---------- Provided data ----------
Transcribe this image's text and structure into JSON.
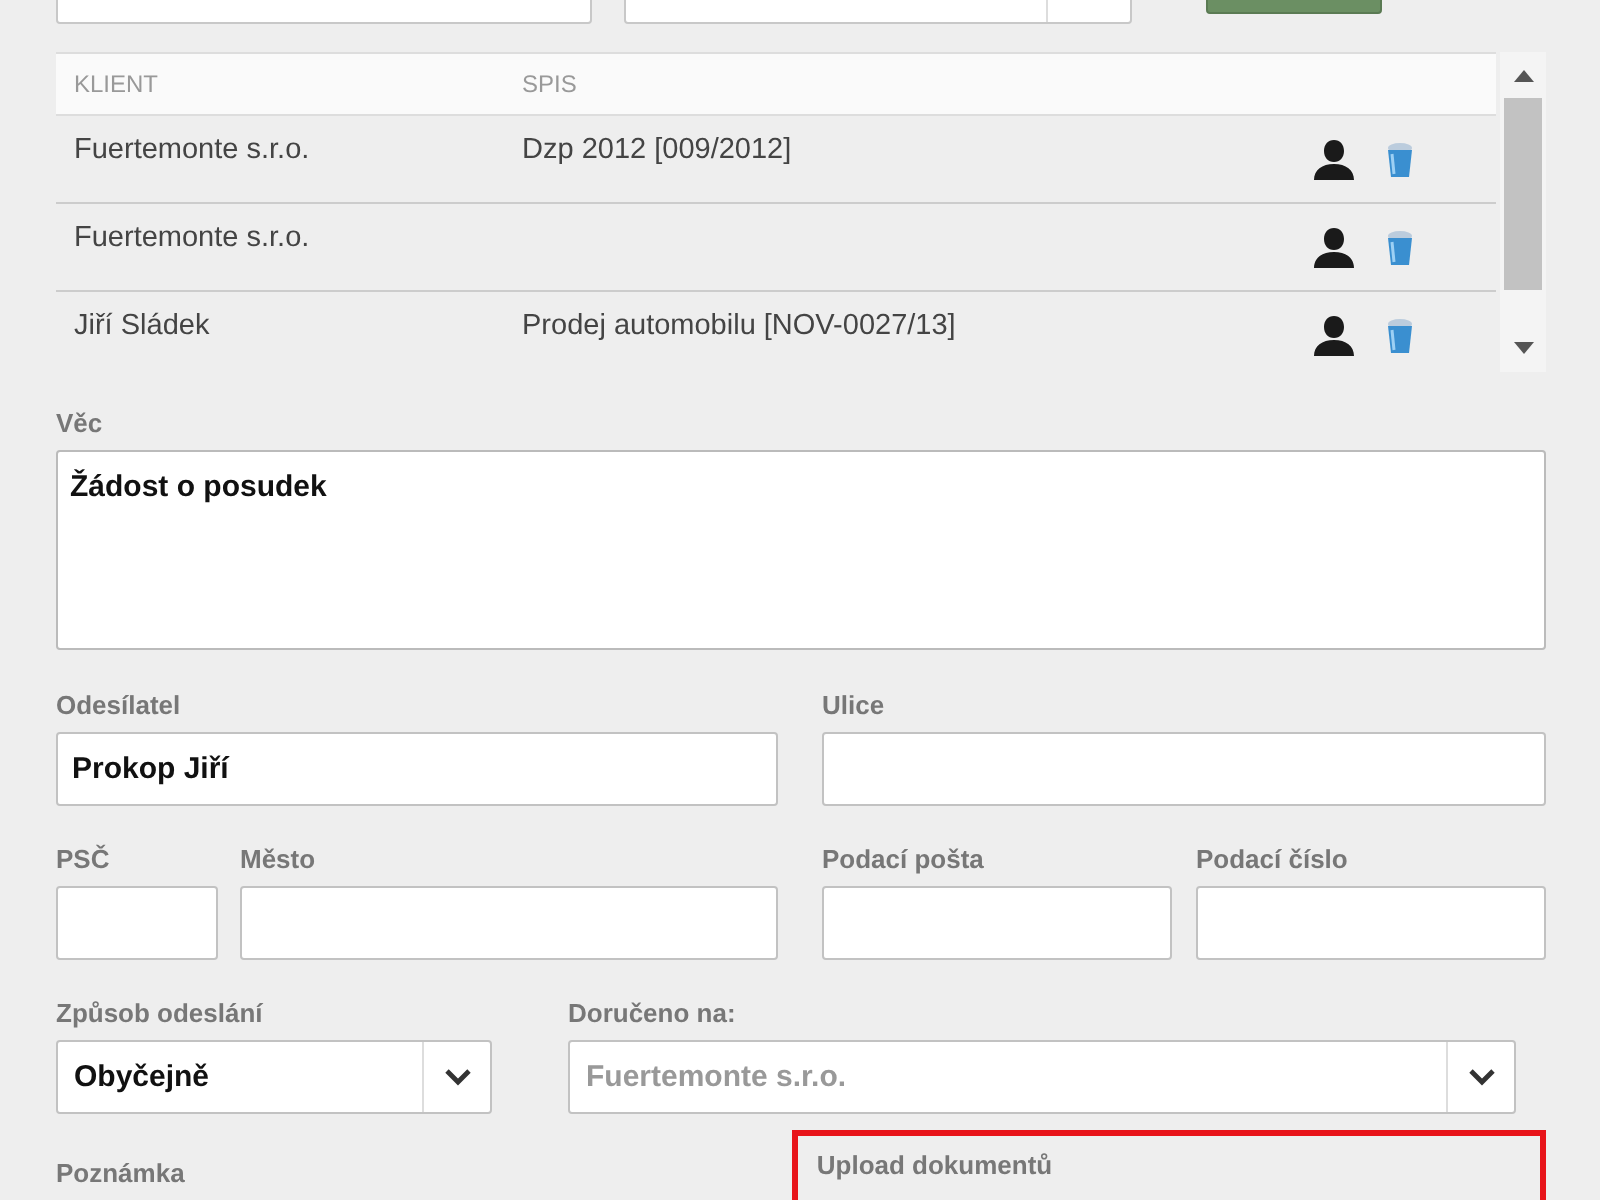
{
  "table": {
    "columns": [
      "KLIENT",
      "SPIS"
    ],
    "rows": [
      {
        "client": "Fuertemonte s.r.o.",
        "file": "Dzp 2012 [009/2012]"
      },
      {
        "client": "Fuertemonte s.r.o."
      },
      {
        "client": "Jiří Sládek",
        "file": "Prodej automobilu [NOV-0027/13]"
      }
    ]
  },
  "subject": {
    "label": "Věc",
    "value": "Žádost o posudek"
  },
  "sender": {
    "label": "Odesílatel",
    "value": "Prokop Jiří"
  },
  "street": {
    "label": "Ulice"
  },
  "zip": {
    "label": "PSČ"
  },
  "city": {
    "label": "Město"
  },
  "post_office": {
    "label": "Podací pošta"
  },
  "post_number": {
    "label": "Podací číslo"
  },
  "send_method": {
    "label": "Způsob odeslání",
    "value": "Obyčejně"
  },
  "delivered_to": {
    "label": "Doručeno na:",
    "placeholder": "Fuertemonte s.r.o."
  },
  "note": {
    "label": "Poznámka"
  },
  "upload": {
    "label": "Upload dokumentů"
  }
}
----------
## [Exercise]
Check every line of the data, and copy the ones that contain "Jiří".

## [Response to the exercise]
        "client": "Jiří Sládek",
    "value": "Prokop Jiří"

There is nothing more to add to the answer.